WHAT TO PRODUCE: Which lines in the records below contain the word "مثلها"? Copy each one out.

+ + + +

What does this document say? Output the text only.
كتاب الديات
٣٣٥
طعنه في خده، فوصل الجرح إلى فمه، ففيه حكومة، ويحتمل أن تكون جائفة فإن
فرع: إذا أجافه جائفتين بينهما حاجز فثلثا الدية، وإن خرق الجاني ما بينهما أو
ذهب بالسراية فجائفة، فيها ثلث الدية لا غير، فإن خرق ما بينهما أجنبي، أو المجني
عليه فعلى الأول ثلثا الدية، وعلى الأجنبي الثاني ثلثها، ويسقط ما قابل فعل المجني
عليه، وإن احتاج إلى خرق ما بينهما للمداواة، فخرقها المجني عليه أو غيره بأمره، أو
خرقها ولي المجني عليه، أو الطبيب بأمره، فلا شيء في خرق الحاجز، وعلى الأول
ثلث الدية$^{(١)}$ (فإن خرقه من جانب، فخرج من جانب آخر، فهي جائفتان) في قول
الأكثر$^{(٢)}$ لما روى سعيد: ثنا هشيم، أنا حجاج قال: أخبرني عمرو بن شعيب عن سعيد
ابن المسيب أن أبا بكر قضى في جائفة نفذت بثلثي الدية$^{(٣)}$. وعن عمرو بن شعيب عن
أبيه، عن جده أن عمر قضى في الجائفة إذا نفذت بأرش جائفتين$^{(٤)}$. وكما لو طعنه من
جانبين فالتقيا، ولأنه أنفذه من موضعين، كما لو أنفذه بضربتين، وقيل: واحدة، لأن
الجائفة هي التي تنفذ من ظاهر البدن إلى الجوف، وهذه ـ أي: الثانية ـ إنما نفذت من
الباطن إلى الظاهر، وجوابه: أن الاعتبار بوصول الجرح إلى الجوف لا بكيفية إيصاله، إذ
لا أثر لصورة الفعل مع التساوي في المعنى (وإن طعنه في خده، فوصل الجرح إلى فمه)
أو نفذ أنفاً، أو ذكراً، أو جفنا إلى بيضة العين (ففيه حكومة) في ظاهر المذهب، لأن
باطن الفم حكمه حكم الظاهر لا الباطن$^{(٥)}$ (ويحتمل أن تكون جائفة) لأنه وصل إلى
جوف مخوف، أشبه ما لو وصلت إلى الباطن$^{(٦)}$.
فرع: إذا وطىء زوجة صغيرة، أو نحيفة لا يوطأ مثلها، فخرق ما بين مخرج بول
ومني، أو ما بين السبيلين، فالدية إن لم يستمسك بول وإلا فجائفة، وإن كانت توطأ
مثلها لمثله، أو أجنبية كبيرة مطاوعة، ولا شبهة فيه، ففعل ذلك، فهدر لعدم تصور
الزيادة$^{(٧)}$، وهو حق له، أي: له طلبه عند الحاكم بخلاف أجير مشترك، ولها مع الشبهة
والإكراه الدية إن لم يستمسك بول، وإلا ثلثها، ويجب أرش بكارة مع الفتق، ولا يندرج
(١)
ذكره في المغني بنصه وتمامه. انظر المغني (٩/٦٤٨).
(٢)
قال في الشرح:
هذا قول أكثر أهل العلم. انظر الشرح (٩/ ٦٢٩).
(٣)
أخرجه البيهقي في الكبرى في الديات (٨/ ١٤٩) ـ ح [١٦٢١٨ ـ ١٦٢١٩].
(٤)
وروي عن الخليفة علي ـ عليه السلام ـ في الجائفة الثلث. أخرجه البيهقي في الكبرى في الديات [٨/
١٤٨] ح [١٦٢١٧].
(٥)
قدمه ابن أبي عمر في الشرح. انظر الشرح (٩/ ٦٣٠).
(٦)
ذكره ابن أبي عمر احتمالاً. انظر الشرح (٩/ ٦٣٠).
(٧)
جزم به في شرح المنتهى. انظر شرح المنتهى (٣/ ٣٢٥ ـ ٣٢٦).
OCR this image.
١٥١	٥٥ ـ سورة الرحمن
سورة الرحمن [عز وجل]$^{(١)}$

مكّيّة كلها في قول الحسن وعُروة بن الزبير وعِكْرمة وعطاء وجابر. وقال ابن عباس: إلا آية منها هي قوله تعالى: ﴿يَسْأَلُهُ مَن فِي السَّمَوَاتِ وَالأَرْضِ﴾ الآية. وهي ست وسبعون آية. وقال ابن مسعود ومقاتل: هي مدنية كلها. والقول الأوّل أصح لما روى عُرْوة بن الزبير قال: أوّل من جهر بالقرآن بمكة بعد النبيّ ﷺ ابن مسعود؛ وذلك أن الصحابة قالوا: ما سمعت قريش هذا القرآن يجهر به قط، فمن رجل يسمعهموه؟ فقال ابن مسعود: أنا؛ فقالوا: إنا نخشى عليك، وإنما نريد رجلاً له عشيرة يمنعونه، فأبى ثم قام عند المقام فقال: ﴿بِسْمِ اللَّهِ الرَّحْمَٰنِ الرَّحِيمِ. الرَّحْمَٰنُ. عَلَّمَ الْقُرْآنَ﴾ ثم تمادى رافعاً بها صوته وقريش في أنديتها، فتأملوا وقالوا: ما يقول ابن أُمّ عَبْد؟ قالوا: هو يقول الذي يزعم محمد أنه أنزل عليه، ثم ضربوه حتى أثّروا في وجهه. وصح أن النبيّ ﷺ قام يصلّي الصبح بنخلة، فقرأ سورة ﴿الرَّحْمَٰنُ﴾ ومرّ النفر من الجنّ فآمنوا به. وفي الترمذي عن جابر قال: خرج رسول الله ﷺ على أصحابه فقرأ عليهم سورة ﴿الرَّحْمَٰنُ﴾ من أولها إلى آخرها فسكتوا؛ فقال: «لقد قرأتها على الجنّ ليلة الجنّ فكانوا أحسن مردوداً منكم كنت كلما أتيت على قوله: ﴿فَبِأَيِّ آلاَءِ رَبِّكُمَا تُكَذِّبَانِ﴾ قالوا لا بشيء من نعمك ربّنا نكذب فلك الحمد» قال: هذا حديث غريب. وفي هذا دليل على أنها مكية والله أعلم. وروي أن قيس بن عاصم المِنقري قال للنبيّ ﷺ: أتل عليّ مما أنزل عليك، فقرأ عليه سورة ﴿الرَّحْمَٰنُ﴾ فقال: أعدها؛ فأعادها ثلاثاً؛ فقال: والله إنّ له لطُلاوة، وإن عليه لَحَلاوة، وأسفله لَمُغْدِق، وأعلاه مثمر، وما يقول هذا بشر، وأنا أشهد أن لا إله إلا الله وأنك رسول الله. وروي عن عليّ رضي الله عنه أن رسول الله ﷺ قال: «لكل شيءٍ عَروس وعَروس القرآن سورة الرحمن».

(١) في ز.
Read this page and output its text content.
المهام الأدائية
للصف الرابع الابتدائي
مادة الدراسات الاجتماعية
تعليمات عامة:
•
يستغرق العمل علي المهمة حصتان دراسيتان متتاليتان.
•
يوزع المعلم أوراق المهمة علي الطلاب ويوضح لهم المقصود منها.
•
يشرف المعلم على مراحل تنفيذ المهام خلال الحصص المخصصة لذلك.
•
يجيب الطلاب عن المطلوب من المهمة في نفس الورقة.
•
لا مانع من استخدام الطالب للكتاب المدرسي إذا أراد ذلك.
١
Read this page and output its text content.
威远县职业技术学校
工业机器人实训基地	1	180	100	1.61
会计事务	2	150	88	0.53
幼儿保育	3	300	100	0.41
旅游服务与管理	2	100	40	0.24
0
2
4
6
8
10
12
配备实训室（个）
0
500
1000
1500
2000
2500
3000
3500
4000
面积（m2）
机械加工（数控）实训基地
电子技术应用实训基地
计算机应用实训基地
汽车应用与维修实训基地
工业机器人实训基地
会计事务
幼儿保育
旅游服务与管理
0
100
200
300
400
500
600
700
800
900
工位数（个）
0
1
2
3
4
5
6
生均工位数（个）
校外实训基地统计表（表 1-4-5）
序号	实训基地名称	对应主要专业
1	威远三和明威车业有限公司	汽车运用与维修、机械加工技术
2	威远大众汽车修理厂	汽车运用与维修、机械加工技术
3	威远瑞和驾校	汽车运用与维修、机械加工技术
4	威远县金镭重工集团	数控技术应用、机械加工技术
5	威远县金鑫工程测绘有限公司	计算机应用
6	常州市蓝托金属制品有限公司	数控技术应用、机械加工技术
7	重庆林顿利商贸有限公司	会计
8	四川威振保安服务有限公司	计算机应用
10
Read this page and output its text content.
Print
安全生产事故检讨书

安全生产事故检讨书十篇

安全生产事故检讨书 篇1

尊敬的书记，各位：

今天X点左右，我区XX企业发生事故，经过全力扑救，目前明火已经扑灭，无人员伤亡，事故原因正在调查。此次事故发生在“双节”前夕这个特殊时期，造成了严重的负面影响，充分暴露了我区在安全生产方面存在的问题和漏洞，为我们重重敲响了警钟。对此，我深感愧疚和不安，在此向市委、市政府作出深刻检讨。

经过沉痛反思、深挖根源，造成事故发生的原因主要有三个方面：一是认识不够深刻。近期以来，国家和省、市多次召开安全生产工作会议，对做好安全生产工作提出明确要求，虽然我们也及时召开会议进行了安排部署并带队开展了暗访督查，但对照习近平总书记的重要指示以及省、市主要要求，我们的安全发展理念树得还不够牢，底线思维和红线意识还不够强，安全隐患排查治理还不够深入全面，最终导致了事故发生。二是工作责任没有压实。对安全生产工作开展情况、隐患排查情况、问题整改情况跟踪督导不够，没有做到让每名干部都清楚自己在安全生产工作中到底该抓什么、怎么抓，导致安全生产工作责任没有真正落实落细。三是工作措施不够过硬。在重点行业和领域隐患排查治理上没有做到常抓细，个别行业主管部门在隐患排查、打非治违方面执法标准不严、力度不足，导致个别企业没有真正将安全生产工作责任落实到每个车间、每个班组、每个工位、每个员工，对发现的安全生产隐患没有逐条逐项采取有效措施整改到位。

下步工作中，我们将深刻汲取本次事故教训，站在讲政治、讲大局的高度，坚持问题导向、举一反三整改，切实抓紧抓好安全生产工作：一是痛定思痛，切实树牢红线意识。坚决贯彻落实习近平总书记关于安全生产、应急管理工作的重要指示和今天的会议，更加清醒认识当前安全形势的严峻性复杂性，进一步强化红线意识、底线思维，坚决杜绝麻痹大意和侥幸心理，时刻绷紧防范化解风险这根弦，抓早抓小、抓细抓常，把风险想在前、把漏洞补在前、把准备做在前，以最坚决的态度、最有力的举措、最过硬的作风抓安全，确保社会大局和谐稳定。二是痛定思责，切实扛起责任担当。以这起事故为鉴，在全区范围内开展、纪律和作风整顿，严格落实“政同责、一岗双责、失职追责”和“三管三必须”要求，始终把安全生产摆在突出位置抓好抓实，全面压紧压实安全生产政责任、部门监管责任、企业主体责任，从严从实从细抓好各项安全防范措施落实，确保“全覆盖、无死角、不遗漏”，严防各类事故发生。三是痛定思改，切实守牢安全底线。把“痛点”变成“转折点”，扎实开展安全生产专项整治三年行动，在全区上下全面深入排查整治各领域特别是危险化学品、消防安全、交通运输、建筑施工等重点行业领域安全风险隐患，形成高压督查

+ + + +

PROBLEM SOLUTION:
فرع: إذا وطىء زوجة صغيرة، أو نحيفة لا يوطأ مثلها، فخرق ما بين مخرج بول
مثلها لمثله، أو أجنبية كبيرة مطاوعة، ولا شبهة فيه، ففعل ذلك، فهدر لعدم تصور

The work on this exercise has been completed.